Exercise task — Print the data that follows exactly.

━━━━━━━━━━━━━━━━━━━━

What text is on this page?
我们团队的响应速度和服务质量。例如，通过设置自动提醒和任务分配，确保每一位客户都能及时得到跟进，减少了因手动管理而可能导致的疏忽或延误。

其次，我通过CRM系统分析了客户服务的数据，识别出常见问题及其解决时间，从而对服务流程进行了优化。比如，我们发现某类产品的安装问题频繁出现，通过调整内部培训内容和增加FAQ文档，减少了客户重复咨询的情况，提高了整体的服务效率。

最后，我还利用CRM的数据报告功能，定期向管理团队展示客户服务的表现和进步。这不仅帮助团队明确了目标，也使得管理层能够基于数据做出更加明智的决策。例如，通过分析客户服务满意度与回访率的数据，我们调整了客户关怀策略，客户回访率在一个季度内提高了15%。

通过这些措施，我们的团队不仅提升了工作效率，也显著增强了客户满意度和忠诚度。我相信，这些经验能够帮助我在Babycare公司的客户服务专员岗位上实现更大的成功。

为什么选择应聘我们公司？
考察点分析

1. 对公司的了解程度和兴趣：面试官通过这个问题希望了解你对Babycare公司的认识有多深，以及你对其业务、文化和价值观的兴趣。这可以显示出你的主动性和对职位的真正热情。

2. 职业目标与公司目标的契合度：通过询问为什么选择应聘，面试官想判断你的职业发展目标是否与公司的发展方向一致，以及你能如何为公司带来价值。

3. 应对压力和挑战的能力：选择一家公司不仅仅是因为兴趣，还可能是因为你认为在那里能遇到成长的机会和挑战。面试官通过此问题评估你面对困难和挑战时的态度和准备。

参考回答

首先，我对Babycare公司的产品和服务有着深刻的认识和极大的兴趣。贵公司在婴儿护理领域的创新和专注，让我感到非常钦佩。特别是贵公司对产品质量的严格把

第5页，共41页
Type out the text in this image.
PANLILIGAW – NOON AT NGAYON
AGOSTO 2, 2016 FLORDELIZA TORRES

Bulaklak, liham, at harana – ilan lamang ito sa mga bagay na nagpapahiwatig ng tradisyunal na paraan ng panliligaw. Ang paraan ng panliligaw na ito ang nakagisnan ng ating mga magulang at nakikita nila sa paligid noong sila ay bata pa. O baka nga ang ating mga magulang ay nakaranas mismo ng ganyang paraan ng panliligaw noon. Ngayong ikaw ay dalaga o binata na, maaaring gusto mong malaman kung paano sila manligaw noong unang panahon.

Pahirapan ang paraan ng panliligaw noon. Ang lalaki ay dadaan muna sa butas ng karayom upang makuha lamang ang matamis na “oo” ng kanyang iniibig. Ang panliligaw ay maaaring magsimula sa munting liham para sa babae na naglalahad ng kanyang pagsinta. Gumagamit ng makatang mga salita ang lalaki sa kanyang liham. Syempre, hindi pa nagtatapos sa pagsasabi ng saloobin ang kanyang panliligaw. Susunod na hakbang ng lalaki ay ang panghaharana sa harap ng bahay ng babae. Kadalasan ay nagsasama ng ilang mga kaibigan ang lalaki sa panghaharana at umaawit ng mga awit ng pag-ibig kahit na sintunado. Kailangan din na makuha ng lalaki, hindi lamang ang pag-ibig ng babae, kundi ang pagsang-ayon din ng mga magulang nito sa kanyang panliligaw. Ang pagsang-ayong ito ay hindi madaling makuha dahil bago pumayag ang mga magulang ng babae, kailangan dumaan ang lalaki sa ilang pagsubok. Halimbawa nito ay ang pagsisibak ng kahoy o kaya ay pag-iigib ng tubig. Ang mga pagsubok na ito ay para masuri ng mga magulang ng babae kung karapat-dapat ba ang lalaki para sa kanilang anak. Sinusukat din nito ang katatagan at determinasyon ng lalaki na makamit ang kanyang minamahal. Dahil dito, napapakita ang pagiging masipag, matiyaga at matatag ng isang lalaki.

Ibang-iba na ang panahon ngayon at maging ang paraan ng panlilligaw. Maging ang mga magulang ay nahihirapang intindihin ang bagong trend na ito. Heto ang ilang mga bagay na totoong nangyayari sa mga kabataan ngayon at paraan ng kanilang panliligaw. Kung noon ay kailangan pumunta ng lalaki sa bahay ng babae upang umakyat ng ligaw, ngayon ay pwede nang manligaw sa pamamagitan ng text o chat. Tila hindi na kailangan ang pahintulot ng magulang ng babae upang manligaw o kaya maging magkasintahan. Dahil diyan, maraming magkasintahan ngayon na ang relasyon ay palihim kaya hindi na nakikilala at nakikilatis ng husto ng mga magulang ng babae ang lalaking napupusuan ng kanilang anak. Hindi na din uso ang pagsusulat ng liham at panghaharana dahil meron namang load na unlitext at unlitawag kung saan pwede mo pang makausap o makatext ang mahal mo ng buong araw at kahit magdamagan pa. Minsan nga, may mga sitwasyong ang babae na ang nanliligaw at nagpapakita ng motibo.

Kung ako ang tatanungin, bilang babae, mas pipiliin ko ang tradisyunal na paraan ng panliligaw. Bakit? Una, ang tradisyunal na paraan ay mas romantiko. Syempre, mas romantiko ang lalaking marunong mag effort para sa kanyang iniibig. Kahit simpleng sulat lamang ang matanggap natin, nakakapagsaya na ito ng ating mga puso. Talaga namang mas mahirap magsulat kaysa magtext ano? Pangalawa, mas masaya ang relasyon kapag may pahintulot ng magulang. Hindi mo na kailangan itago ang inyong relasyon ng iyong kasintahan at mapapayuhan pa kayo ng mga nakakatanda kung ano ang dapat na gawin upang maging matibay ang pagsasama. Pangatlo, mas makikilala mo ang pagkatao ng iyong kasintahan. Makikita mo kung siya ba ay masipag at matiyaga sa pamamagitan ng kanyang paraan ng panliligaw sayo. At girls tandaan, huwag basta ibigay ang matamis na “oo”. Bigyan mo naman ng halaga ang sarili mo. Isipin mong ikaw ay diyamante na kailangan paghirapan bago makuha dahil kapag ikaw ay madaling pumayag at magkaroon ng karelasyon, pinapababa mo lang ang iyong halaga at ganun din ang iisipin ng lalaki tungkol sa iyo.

━━━━━━━━━━━━━━━━━━━━

Exercise answer —
What text is on this page?
我们团队的响应速度和服务质量。例如，通过设置自动提醒和任务分配，确保每一位客户都能及时得到跟进，减少了因手动管理而可能导致的疏忽或延误。

其次，我通过CRM系统分析了客户服务的数据，识别出常见问题及其解决时间，从而对服务流程进行了优化。比如，我们发现某类产品的安装问题频繁出现，通过调整内部培训内容和增加FAQ文档，减少了客户重复咨询的情况，提高了整体的服务效率。

最后，我还利用CRM的数据报告功能，定期向管理团队展示客户服务的表现和进步。这不仅帮助团队明确了目标，也使得管理层能够基于数据做出更加明智的决策。例如，通过分析客户服务满意度与回访率的数据，我们调整了客户关怀策略，客户回访率在一个季度内提高了15%。

通过这些措施，我们的团队不仅提升了工作效率，也显著增强了客户满意度和忠诚度。我相信，这些经验能够帮助我在Babycare公司的客户服务专员岗位上实现更大的成功。

为什么选择应聘我们公司？
考察点分析

1. 对公司的了解程度和兴趣：面试官通过这个问题希望了解你对Babycare公司的认识有多深，以及你对其业务、文化和价值观的兴趣。这可以显示出你的主动性和对职位的真正热情。

2. 职业目标与公司目标的契合度：通过询问为什么选择应聘，面试官想判断你的职业发展目标是否与公司的发展方向一致，以及你能如何为公司带来价值。

3. 应对压力和挑战的能力：选择一家公司不仅仅是因为兴趣，还可能是因为你认为在那里能遇到成长的机会和挑战。面试官通过此问题评估你面对困难和挑战时的态度和准备。

参考回答

首先，我对Babycare公司的产品和服务有着深刻的认识和极大的兴趣。贵公司在婴儿护理领域的创新和专注，让我感到非常钦佩。特别是贵公司对产品质量的严格把

第5页，共41页
Type out the text in this image.
PANLILIGAW – NOON AT NGAYON
AGOSTO 2, 2016 FLORDELIZA TORRES

Bulaklak, liham, at harana – ilan lamang ito sa mga bagay na nagpapahiwatig ng tradisyunal na paraan ng panliligaw. Ang paraan ng panliligaw na ito ang nakagisnan ng ating mga magulang at nakikita nila sa paligid noong sila ay bata pa. O baka nga ang ating mga magulang ay nakaranas mismo ng ganyang paraan ng panliligaw noon. Ngayong ikaw ay dalaga o binata na, maaaring gusto mong malaman kung paano sila manligaw noong unang panahon.

Pahirapan ang paraan ng panliligaw noon. Ang lalaki ay dadaan muna sa butas ng karayom upang makuha lamang ang matamis na “oo” ng kanyang iniibig. Ang panliligaw ay maaaring magsimula sa munting liham para sa babae na naglalahad ng kanyang pagsinta. Gumagamit ng makatang mga salita ang lalaki sa kanyang liham. Syempre, hindi pa nagtatapos sa pagsasabi ng saloobin ang kanyang panliligaw. Susunod na hakbang ng lalaki ay ang panghaharana sa harap ng bahay ng babae. Kadalasan ay nagsasama ng ilang mga kaibigan ang lalaki sa panghaharana at umaawit ng mga awit ng pag-ibig kahit na sintunado. Kailangan din na makuha ng lalaki, hindi lamang ang pag-ibig ng babae, kundi ang pagsang-ayon din ng mga magulang nito sa kanyang panliligaw. Ang pagsang-ayong ito ay hindi madaling makuha dahil bago pumayag ang mga magulang ng babae, kailangan dumaan ang lalaki sa ilang pagsubok. Halimbawa nito ay ang pagsisibak ng kahoy o kaya ay pag-iigib ng tubig. Ang mga pagsubok na ito ay para masuri ng mga magulang ng babae kung karapat-dapat ba ang lalaki para sa kanilang anak. Sinusukat din nito ang katatagan at determinasyon ng lalaki na makamit ang kanyang minamahal. Dahil dito, napapakita ang pagiging masipag, matiyaga at matatag ng isang lalaki.

Ibang-iba na ang panahon ngayon at maging ang paraan ng panlilligaw. Maging ang mga magulang ay nahihirapang intindihin ang bagong trend na ito. Heto ang ilang mga bagay na totoong nangyayari sa mga kabataan ngayon at paraan ng kanilang panliligaw. Kung noon ay kailangan pumunta ng lalaki sa bahay ng babae upang umakyat ng ligaw, ngayon ay pwede nang manligaw sa pamamagitan ng text o chat. Tila hindi na kailangan ang pahintulot ng magulang ng babae upang manligaw o kaya maging magkasintahan. Dahil diyan, maraming magkasintahan ngayon na ang relasyon ay palihim kaya hindi na nakikilala at nakikilatis ng husto ng mga magulang ng babae ang lalaking napupusuan ng kanilang anak. Hindi na din uso ang pagsusulat ng liham at panghaharana dahil meron namang load na unlitext at unlitawag kung saan pwede mo pang makausap o makatext ang mahal mo ng buong araw at kahit magdamagan pa. Minsan nga, may mga sitwasyong ang babae na ang nanliligaw at nagpapakita ng motibo.

Kung ako ang tatanungin, bilang babae, mas pipiliin ko ang tradisyunal na paraan ng panliligaw. Bakit? Una, ang tradisyunal na paraan ay mas romantiko. Syempre, mas romantiko ang lalaking marunong mag effort para sa kanyang iniibig. Kahit simpleng sulat lamang ang matanggap natin, nakakapagsaya na ito ng ating mga puso. Talaga namang mas mahirap magsulat kaysa magtext ano? Pangalawa, mas masaya ang relasyon kapag may pahintulot ng magulang. Hindi mo na kailangan itago ang inyong relasyon ng iyong kasintahan at mapapayuhan pa kayo ng mga nakakatanda kung ano ang dapat na gawin upang maging matibay ang pagsasama. Pangatlo, mas makikilala mo ang pagkatao ng iyong kasintahan. Makikita mo kung siya ba ay masipag at matiyaga sa pamamagitan ng kanyang paraan ng panliligaw sayo. At girls tandaan, huwag basta ibigay ang matamis na “oo”. Bigyan mo naman ng halaga ang sarili mo. Isipin mong ikaw ay diyamante na kailangan paghirapan bago makuha dahil kapag ikaw ay madaling pumayag at magkaroon ng karelasyon, pinapababa mo lang ang iyong halaga at ganun din ang iisipin ng lalaki tungkol sa iyo.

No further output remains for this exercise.